## PROBLEM REQUIREMENTS
Every line of the records must be repeated exactly; pictures stay out.

## STORED DATA
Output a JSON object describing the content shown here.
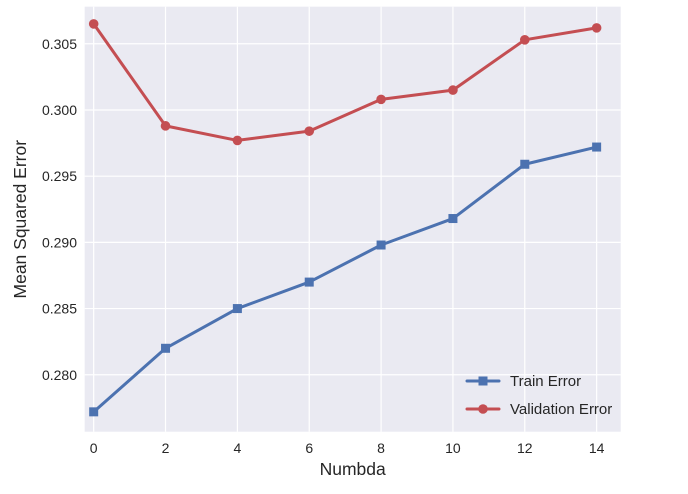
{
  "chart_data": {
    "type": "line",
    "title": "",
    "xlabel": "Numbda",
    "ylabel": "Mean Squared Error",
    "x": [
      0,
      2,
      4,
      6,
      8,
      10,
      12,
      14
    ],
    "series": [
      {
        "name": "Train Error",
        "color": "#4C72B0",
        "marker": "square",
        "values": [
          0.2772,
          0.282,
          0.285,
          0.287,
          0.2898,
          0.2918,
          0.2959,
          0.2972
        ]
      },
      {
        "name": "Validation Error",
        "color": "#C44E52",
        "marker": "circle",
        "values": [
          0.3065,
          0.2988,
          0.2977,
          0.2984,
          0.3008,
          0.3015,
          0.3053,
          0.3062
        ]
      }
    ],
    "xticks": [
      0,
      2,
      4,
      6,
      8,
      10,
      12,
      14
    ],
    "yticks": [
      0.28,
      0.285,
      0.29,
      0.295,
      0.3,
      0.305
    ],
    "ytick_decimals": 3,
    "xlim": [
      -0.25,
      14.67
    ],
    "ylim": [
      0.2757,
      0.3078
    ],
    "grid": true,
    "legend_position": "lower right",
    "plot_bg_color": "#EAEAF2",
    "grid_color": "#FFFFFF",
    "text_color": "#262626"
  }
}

## SOLUTION FOR THIS TASK
Output a JSON object describing the content shown here.
{
  "chart_data": {
    "type": "line",
    "title": "",
    "xlabel": "Numbda",
    "ylabel": "Mean Squared Error",
    "x": [
      0,
      2,
      4,
      6,
      8,
      10,
      12,
      14
    ],
    "series": [
      {
        "name": "Train Error",
        "color": "#4C72B0",
        "marker": "square",
        "values": [
          0.2772,
          0.282,
          0.285,
          0.287,
          0.2898,
          0.2918,
          0.2959,
          0.2972
        ]
      },
      {
        "name": "Validation Error",
        "color": "#C44E52",
        "marker": "circle",
        "values": [
          0.3065,
          0.2988,
          0.2977,
          0.2984,
          0.3008,
          0.3015,
          0.3053,
          0.3062
        ]
      }
    ],
    "xticks": [
      0,
      2,
      4,
      6,
      8,
      10,
      12,
      14
    ],
    "yticks": [
      0.28,
      0.285,
      0.29,
      0.295,
      0.3,
      0.305
    ],
    "ytick_decimals": 3,
    "xlim": [
      -0.25,
      14.67
    ],
    "ylim": [
      0.2757,
      0.3078
    ],
    "grid": true,
    "legend_position": "lower right",
    "plot_bg_color": "#EAEAF2",
    "grid_color": "#FFFFFF",
    "text_color": "#262626"
  }
}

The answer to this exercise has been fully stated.